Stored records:

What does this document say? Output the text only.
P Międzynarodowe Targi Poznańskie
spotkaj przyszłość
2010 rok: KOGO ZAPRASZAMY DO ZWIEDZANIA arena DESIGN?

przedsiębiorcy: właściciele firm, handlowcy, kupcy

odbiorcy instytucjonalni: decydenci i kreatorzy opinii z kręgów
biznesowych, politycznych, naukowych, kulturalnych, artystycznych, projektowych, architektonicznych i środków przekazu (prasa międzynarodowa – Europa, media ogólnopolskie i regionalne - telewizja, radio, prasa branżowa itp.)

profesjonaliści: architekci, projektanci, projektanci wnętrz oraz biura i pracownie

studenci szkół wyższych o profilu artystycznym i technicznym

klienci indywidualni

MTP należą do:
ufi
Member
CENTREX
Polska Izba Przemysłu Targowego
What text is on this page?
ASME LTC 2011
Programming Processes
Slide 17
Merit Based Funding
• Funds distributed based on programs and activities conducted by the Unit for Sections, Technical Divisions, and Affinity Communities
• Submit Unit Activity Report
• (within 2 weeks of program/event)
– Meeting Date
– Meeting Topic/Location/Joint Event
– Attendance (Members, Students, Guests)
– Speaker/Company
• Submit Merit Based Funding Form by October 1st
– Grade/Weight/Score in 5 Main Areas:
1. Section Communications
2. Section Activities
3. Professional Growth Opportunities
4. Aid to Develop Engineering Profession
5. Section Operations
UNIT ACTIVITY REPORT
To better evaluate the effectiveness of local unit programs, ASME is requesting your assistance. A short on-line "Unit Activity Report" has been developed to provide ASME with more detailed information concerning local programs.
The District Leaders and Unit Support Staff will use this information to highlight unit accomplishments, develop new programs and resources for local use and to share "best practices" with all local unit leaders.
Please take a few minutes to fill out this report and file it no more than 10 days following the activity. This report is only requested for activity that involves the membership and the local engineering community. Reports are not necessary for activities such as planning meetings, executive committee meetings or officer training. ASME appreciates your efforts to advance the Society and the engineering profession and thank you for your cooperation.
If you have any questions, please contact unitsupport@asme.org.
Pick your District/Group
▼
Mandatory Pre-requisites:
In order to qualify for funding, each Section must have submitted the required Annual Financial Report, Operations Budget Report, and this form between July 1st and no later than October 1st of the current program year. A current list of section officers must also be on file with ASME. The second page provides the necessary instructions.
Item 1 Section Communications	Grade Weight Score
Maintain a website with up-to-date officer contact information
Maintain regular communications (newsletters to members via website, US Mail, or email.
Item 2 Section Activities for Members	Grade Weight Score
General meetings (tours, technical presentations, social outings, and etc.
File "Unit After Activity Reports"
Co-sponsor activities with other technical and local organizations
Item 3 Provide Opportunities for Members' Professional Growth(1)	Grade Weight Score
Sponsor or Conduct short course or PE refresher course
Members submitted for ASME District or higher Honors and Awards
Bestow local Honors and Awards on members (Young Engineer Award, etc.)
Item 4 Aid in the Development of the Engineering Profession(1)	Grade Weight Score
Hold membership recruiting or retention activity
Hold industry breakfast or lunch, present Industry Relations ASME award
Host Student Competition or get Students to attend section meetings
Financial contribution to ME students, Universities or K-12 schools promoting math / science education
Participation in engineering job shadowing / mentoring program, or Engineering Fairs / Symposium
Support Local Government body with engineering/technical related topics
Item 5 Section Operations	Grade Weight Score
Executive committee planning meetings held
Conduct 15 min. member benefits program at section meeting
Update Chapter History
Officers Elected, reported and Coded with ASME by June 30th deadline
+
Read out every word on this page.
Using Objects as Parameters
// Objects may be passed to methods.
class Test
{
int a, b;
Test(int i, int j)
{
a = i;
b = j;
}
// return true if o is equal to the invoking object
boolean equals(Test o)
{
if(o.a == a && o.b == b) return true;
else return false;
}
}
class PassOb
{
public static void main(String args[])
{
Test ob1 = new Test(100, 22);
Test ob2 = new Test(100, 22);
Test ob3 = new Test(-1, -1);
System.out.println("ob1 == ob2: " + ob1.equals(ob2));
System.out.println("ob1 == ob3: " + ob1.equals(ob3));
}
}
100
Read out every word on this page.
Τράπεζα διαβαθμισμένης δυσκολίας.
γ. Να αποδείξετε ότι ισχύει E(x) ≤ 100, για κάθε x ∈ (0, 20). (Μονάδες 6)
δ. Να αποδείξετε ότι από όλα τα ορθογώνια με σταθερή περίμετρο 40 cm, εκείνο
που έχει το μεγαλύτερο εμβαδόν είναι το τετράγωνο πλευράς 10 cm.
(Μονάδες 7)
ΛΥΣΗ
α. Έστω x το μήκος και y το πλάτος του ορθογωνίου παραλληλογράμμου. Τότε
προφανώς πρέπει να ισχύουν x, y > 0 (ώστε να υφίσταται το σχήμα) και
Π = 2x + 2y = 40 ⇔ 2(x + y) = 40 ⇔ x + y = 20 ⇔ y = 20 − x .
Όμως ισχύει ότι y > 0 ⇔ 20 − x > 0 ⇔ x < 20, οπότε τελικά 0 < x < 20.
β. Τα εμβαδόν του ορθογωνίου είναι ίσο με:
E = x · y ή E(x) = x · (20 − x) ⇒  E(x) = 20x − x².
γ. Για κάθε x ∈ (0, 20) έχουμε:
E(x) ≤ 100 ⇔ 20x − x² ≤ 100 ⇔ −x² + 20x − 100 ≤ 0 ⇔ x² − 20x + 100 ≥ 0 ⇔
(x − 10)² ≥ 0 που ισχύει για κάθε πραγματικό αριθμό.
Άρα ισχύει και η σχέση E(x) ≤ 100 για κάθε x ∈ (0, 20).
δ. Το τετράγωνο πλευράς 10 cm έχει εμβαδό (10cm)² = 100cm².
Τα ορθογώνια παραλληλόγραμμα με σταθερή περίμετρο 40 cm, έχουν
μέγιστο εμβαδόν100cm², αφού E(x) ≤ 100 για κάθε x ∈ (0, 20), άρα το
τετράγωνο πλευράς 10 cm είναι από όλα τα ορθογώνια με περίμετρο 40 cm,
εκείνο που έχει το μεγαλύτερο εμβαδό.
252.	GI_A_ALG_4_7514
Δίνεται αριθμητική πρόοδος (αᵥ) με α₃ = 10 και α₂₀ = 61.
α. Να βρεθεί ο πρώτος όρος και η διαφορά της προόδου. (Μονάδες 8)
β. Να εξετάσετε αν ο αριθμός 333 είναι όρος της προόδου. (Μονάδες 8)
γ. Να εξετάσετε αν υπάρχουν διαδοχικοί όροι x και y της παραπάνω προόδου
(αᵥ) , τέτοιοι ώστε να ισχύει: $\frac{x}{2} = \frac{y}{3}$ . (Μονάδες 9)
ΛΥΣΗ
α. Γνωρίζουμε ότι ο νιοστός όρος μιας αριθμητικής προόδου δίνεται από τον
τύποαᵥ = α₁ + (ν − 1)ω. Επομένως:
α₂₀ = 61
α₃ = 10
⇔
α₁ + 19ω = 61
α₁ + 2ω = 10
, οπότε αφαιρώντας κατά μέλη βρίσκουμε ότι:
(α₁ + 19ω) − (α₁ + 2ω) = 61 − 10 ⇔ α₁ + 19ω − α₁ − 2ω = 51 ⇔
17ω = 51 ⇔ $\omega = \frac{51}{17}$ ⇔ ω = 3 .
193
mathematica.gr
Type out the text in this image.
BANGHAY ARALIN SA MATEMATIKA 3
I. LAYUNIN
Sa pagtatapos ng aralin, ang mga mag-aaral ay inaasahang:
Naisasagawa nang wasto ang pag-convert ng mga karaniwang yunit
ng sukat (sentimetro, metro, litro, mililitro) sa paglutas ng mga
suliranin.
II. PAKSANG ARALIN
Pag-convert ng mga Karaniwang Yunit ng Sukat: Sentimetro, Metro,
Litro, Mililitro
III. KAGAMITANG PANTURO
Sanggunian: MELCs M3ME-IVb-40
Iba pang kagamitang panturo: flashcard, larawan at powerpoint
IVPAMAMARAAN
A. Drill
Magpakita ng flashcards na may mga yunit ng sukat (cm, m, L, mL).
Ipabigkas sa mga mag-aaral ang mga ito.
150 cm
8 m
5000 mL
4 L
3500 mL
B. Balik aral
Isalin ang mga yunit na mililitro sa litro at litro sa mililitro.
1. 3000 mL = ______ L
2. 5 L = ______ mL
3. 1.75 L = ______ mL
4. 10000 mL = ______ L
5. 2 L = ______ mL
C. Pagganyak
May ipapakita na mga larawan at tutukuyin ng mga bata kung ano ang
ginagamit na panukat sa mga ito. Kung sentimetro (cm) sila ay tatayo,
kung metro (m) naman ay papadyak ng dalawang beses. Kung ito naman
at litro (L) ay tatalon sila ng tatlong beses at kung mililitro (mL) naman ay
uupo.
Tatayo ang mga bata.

AIM: Every line of the records that includes the word "Maintain" should be gathered.

ANSWER IN FULL:
Maintain a website with up-to-date officer contact information
Maintain regular communications (newsletters to members via website, US Mail, or email.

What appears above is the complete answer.